» **WHAT IS EXPECTED**
Locate the lines where "likes" occurs and copy them as they stand.

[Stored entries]
######

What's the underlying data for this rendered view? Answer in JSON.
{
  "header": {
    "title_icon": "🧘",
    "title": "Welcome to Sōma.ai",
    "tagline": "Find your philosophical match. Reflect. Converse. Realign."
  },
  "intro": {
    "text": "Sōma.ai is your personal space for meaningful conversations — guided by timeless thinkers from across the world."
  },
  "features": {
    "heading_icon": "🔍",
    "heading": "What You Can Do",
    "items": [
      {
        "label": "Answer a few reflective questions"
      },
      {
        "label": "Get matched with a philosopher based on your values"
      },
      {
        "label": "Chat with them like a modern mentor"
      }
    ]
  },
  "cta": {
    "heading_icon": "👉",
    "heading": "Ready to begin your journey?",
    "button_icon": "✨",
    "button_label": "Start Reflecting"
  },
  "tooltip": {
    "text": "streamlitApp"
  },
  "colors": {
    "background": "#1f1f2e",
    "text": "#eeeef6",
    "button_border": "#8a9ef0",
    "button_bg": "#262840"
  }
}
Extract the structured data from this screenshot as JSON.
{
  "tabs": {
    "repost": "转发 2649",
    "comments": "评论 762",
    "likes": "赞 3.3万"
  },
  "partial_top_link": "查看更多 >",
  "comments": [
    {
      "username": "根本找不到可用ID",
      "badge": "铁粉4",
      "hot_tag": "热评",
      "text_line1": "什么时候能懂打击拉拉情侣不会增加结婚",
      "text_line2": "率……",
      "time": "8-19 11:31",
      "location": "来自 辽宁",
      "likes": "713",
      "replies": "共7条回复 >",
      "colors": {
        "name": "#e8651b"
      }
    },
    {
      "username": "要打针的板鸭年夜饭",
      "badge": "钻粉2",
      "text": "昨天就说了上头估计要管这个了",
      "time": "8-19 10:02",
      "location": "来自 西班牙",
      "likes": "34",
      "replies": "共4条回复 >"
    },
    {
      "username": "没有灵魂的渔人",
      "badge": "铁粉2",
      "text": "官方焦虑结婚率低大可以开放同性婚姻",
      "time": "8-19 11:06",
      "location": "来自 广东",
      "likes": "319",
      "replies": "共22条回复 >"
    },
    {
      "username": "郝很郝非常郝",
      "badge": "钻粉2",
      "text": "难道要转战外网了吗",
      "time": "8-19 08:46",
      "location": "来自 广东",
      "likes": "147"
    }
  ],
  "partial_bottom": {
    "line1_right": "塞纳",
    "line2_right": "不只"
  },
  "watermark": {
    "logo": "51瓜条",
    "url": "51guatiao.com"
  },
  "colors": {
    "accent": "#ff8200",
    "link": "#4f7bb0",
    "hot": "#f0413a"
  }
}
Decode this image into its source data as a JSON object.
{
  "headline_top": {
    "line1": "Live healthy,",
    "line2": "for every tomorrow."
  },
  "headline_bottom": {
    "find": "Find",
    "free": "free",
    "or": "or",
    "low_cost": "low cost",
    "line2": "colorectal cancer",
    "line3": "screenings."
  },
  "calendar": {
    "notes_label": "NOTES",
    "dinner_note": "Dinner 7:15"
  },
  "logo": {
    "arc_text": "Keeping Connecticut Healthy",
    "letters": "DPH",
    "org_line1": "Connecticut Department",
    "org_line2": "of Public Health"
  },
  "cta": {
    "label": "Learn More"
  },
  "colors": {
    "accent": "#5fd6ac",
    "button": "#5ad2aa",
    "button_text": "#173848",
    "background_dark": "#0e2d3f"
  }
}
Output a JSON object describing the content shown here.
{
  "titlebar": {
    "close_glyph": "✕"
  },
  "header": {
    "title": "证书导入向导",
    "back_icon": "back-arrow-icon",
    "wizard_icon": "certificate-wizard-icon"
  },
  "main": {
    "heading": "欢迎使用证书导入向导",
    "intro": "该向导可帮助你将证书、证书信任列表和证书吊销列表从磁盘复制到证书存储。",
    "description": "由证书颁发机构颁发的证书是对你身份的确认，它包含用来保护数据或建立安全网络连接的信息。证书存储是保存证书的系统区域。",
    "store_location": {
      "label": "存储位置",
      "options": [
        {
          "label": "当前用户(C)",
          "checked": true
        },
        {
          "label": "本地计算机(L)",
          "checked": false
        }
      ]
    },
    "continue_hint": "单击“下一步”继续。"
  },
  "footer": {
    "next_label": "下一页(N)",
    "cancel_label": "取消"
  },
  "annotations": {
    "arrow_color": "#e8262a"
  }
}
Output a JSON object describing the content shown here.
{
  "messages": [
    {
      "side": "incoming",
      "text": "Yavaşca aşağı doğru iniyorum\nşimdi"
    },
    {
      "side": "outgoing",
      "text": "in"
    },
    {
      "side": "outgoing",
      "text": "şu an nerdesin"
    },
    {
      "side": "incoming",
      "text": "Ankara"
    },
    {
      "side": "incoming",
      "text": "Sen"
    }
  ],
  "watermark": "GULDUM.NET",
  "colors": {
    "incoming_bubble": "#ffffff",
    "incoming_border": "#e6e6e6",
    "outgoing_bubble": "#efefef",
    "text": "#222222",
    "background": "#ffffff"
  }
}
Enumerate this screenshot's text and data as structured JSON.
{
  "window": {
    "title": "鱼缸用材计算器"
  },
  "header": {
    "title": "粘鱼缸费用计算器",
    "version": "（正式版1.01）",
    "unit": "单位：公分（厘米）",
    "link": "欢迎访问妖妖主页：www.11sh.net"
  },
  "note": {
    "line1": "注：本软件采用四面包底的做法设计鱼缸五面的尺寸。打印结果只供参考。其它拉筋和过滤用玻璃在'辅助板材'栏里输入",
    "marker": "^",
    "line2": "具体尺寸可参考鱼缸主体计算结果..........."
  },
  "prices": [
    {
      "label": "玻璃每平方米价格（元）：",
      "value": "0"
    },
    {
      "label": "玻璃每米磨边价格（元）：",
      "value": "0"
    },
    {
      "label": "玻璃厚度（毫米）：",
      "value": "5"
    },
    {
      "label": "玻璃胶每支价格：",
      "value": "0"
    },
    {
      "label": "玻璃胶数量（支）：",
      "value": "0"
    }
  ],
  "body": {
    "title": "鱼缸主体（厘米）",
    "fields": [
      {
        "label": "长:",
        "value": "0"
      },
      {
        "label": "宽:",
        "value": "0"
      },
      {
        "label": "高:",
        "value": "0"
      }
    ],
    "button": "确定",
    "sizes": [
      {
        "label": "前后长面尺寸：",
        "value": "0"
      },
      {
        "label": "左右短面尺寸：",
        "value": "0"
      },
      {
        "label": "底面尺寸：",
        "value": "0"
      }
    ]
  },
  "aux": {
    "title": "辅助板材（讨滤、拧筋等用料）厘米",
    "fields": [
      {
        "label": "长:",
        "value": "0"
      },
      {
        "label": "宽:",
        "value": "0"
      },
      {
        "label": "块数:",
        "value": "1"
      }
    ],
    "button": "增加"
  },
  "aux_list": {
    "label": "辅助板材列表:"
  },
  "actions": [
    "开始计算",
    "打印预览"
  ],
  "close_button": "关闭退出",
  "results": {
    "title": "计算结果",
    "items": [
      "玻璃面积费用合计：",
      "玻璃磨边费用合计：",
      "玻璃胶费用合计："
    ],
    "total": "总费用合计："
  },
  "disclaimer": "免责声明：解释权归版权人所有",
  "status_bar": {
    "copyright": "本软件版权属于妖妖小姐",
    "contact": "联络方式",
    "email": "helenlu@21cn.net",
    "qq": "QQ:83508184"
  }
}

######

» **TASK ANSWER**
    "likes": "赞 3.3万"
      "likes": "713",
      "likes": "34",
      "likes": "319",
      "likes": "147"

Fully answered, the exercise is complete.